--- Begin MATERIAL PROVIDED ---
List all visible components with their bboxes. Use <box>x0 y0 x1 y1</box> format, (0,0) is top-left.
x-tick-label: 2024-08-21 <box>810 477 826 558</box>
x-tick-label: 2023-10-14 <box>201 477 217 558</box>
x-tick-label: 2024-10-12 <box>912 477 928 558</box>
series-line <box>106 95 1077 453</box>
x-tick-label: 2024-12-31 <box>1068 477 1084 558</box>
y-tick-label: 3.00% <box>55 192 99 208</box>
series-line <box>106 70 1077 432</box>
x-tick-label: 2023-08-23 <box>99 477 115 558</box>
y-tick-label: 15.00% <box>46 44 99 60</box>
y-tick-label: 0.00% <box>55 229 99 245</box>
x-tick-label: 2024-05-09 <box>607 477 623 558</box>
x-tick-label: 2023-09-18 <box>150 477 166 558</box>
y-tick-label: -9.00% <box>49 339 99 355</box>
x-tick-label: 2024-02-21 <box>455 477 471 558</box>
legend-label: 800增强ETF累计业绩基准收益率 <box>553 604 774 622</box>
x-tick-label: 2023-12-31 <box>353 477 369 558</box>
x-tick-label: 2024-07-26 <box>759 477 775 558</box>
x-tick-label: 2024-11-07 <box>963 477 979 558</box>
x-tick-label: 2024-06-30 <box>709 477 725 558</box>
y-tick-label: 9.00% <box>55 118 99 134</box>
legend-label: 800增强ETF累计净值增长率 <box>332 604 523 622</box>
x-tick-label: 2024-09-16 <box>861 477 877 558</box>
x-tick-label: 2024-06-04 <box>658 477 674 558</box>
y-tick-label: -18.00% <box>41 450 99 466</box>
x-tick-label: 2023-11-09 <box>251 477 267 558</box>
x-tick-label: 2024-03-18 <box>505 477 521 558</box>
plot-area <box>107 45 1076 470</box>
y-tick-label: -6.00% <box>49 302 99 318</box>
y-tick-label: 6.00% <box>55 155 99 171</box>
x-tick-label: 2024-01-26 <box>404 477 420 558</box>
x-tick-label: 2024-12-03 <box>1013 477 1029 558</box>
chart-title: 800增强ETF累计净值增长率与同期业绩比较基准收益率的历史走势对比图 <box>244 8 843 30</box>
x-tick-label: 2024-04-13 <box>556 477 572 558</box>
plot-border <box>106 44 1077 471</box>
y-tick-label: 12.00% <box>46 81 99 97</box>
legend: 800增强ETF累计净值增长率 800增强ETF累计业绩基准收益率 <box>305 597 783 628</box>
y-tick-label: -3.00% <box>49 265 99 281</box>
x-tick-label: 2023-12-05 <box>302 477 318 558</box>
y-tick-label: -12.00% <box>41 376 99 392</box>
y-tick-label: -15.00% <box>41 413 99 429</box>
--- End MATERIAL PROVIDED ---
== SET PROBLEM ==
Reproduce every line of the material above, word for word and in the same order.

== TASK RESPONSE ==
List all visible components with their bboxes. Use <box>x0 y0 x1 y1</box> format, (0,0) is top-left.
x-tick-label: 2024-08-21 <box>810 477 826 558</box>
x-tick-label: 2023-10-14 <box>201 477 217 558</box>
x-tick-label: 2024-10-12 <box>912 477 928 558</box>
series-line <box>106 95 1077 453</box>
x-tick-label: 2024-12-31 <box>1068 477 1084 558</box>
y-tick-label: 3.00% <box>55 192 99 208</box>
series-line <box>106 70 1077 432</box>
x-tick-label: 2023-08-23 <box>99 477 115 558</box>
y-tick-label: 15.00% <box>46 44 99 60</box>
y-tick-label: 0.00% <box>55 229 99 245</box>
x-tick-label: 2024-05-09 <box>607 477 623 558</box>
x-tick-label: 2023-09-18 <box>150 477 166 558</box>
y-tick-label: -9.00% <box>49 339 99 355</box>
x-tick-label: 2024-02-21 <box>455 477 471 558</box>
legend-label: 800增强ETF累计业绩基准收益率 <box>553 604 774 622</box>
x-tick-label: 2023-12-31 <box>353 477 369 558</box>
x-tick-label: 2024-07-26 <box>759 477 775 558</box>
x-tick-label: 2024-11-07 <box>963 477 979 558</box>
x-tick-label: 2024-06-30 <box>709 477 725 558</box>
y-tick-label: 9.00% <box>55 118 99 134</box>
legend-label: 800增强ETF累计净值增长率 <box>332 604 523 622</box>
x-tick-label: 2024-09-16 <box>861 477 877 558</box>
x-tick-label: 2024-06-04 <box>658 477 674 558</box>
y-tick-label: -18.00% <box>41 450 99 466</box>
x-tick-label: 2023-11-09 <box>251 477 267 558</box>
x-tick-label: 2024-03-18 <box>505 477 521 558</box>
plot-area <box>107 45 1076 470</box>
y-tick-label: -6.00% <box>49 302 99 318</box>
y-tick-label: 6.00% <box>55 155 99 171</box>
x-tick-label: 2024-01-26 <box>404 477 420 558</box>
x-tick-label: 2024-12-03 <box>1013 477 1029 558</box>
chart-title: 800增强ETF累计净值增长率与同期业绩比较基准收益率的历史走势对比图 <box>244 8 843 30</box>
x-tick-label: 2024-04-13 <box>556 477 572 558</box>
plot-border <box>106 44 1077 471</box>
y-tick-label: 12.00% <box>46 81 99 97</box>
legend: 800增强ETF累计净值增长率 800增强ETF累计业绩基准收益率 <box>305 597 783 628</box>
y-tick-label: -3.00% <box>49 265 99 281</box>
x-tick-label: 2023-12-05 <box>302 477 318 558</box>
y-tick-label: -12.00% <box>41 376 99 392</box>
y-tick-label: -15.00% <box>41 413 99 429</box>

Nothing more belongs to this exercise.